● DIRECTIONS: The entries that follow should be written out exactly.

● DATA FOR THIS EXERCISE:
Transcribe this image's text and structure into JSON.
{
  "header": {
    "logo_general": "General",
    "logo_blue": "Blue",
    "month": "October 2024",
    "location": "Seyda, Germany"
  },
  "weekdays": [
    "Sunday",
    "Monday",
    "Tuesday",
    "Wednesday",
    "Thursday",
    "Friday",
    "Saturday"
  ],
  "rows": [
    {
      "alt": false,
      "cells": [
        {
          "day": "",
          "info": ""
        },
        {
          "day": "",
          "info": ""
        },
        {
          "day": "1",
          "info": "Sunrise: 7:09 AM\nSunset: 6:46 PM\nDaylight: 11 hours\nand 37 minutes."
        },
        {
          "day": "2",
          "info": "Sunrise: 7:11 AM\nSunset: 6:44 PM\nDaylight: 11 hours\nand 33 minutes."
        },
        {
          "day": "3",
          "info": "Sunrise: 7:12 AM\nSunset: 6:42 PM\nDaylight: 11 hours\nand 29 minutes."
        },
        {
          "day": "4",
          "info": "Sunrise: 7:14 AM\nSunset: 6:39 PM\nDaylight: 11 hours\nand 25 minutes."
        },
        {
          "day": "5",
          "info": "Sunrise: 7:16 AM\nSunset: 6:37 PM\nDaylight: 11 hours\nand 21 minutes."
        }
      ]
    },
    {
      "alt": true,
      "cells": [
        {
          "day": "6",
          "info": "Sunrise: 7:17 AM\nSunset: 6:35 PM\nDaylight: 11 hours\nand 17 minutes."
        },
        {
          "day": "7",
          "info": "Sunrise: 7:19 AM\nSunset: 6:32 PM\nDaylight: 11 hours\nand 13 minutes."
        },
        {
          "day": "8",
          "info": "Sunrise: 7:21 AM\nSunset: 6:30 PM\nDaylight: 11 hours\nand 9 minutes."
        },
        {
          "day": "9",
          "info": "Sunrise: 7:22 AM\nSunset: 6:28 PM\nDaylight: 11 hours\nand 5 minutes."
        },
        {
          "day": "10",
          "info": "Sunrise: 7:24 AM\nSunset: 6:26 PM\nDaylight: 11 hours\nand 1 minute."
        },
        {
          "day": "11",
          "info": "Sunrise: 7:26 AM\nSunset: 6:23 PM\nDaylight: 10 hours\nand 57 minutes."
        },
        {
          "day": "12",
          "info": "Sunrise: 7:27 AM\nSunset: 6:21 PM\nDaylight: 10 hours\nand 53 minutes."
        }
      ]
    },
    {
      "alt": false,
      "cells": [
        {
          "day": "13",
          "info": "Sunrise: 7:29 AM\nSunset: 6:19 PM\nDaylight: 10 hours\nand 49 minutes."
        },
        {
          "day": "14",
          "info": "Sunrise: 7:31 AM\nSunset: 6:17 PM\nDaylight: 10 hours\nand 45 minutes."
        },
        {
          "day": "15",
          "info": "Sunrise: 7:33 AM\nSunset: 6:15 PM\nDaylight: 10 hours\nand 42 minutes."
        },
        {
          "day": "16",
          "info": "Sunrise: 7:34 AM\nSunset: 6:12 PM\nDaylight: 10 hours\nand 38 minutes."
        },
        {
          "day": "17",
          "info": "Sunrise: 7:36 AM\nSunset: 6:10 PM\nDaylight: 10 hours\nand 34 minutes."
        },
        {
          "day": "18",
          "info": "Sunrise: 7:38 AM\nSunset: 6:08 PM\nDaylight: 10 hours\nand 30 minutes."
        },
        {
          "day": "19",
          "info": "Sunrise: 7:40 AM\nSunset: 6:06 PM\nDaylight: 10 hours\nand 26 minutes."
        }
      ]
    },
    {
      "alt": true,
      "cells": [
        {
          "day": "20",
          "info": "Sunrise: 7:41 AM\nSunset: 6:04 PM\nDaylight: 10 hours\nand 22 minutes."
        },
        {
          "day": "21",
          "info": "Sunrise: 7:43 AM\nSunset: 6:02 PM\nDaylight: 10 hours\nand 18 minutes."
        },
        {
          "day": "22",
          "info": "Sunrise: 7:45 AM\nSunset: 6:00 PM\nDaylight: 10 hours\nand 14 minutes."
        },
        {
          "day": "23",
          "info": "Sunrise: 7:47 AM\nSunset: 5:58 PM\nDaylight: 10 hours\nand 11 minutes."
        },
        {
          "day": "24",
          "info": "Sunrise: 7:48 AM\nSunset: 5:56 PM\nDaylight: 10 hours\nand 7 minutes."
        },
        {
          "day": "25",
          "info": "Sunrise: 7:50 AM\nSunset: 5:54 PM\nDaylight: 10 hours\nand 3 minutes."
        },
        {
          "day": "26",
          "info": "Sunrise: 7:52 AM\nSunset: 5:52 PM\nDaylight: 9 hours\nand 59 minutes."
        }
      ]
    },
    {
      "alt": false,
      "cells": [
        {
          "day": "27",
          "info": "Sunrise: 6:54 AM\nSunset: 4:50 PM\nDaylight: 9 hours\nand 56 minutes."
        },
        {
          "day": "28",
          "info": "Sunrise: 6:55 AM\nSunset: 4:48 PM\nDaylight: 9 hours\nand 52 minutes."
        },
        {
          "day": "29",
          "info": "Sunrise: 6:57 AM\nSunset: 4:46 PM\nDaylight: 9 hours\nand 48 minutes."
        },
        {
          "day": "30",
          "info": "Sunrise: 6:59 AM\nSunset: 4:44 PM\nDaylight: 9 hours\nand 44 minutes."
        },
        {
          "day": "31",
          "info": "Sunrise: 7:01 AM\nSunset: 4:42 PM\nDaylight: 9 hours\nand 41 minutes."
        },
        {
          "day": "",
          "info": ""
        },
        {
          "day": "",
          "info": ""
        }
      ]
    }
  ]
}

● COMPLETE OUTPUT:
Transcribe this image's text and structure into JSON.
{
  "header": {
    "logo_general": "General",
    "logo_blue": "Blue",
    "month": "October 2024",
    "location": "Seyda, Germany"
  },
  "weekdays": [
    "Sunday",
    "Monday",
    "Tuesday",
    "Wednesday",
    "Thursday",
    "Friday",
    "Saturday"
  ],
  "rows": [
    {
      "alt": false,
      "cells": [
        {
          "day": "",
          "info": ""
        },
        {
          "day": "",
          "info": ""
        },
        {
          "day": "1",
          "info": "Sunrise: 7:09 AM\nSunset: 6:46 PM\nDaylight: 11 hours\nand 37 minutes."
        },
        {
          "day": "2",
          "info": "Sunrise: 7:11 AM\nSunset: 6:44 PM\nDaylight: 11 hours\nand 33 minutes."
        },
        {
          "day": "3",
          "info": "Sunrise: 7:12 AM\nSunset: 6:42 PM\nDaylight: 11 hours\nand 29 minutes."
        },
        {
          "day": "4",
          "info": "Sunrise: 7:14 AM\nSunset: 6:39 PM\nDaylight: 11 hours\nand 25 minutes."
        },
        {
          "day": "5",
          "info": "Sunrise: 7:16 AM\nSunset: 6:37 PM\nDaylight: 11 hours\nand 21 minutes."
        }
      ]
    },
    {
      "alt": true,
      "cells": [
        {
          "day": "6",
          "info": "Sunrise: 7:17 AM\nSunset: 6:35 PM\nDaylight: 11 hours\nand 17 minutes."
        },
        {
          "day": "7",
          "info": "Sunrise: 7:19 AM\nSunset: 6:32 PM\nDaylight: 11 hours\nand 13 minutes."
        },
        {
          "day": "8",
          "info": "Sunrise: 7:21 AM\nSunset: 6:30 PM\nDaylight: 11 hours\nand 9 minutes."
        },
        {
          "day": "9",
          "info": "Sunrise: 7:22 AM\nSunset: 6:28 PM\nDaylight: 11 hours\nand 5 minutes."
        },
        {
          "day": "10",
          "info": "Sunrise: 7:24 AM\nSunset: 6:26 PM\nDaylight: 11 hours\nand 1 minute."
        },
        {
          "day": "11",
          "info": "Sunrise: 7:26 AM\nSunset: 6:23 PM\nDaylight: 10 hours\nand 57 minutes."
        },
        {
          "day": "12",
          "info": "Sunrise: 7:27 AM\nSunset: 6:21 PM\nDaylight: 10 hours\nand 53 minutes."
        }
      ]
    },
    {
      "alt": false,
      "cells": [
        {
          "day": "13",
          "info": "Sunrise: 7:29 AM\nSunset: 6:19 PM\nDaylight: 10 hours\nand 49 minutes."
        },
        {
          "day": "14",
          "info": "Sunrise: 7:31 AM\nSunset: 6:17 PM\nDaylight: 10 hours\nand 45 minutes."
        },
        {
          "day": "15",
          "info": "Sunrise: 7:33 AM\nSunset: 6:15 PM\nDaylight: 10 hours\nand 42 minutes."
        },
        {
          "day": "16",
          "info": "Sunrise: 7:34 AM\nSunset: 6:12 PM\nDaylight: 10 hours\nand 38 minutes."
        },
        {
          "day": "17",
          "info": "Sunrise: 7:36 AM\nSunset: 6:10 PM\nDaylight: 10 hours\nand 34 minutes."
        },
        {
          "day": "18",
          "info": "Sunrise: 7:38 AM\nSunset: 6:08 PM\nDaylight: 10 hours\nand 30 minutes."
        },
        {
          "day": "19",
          "info": "Sunrise: 7:40 AM\nSunset: 6:06 PM\nDaylight: 10 hours\nand 26 minutes."
        }
      ]
    },
    {
      "alt": true,
      "cells": [
        {
          "day": "20",
          "info": "Sunrise: 7:41 AM\nSunset: 6:04 PM\nDaylight: 10 hours\nand 22 minutes."
        },
        {
          "day": "21",
          "info": "Sunrise: 7:43 AM\nSunset: 6:02 PM\nDaylight: 10 hours\nand 18 minutes."
        },
        {
          "day": "22",
          "info": "Sunrise: 7:45 AM\nSunset: 6:00 PM\nDaylight: 10 hours\nand 14 minutes."
        },
        {
          "day": "23",
          "info": "Sunrise: 7:47 AM\nSunset: 5:58 PM\nDaylight: 10 hours\nand 11 minutes."
        },
        {
          "day": "24",
          "info": "Sunrise: 7:48 AM\nSunset: 5:56 PM\nDaylight: 10 hours\nand 7 minutes."
        },
        {
          "day": "25",
          "info": "Sunrise: 7:50 AM\nSunset: 5:54 PM\nDaylight: 10 hours\nand 3 minutes."
        },
        {
          "day": "26",
          "info": "Sunrise: 7:52 AM\nSunset: 5:52 PM\nDaylight: 9 hours\nand 59 minutes."
        }
      ]
    },
    {
      "alt": false,
      "cells": [
        {
          "day": "27",
          "info": "Sunrise: 6:54 AM\nSunset: 4:50 PM\nDaylight: 9 hours\nand 56 minutes."
        },
        {
          "day": "28",
          "info": "Sunrise: 6:55 AM\nSunset: 4:48 PM\nDaylight: 9 hours\nand 52 minutes."
        },
        {
          "day": "29",
          "info": "Sunrise: 6:57 AM\nSunset: 4:46 PM\nDaylight: 9 hours\nand 48 minutes."
        },
        {
          "day": "30",
          "info": "Sunrise: 6:59 AM\nSunset: 4:44 PM\nDaylight: 9 hours\nand 44 minutes."
        },
        {
          "day": "31",
          "info": "Sunrise: 7:01 AM\nSunset: 4:42 PM\nDaylight: 9 hours\nand 41 minutes."
        },
        {
          "day": "",
          "info": ""
        },
        {
          "day": "",
          "info": ""
        }
      ]
    }
  ]
}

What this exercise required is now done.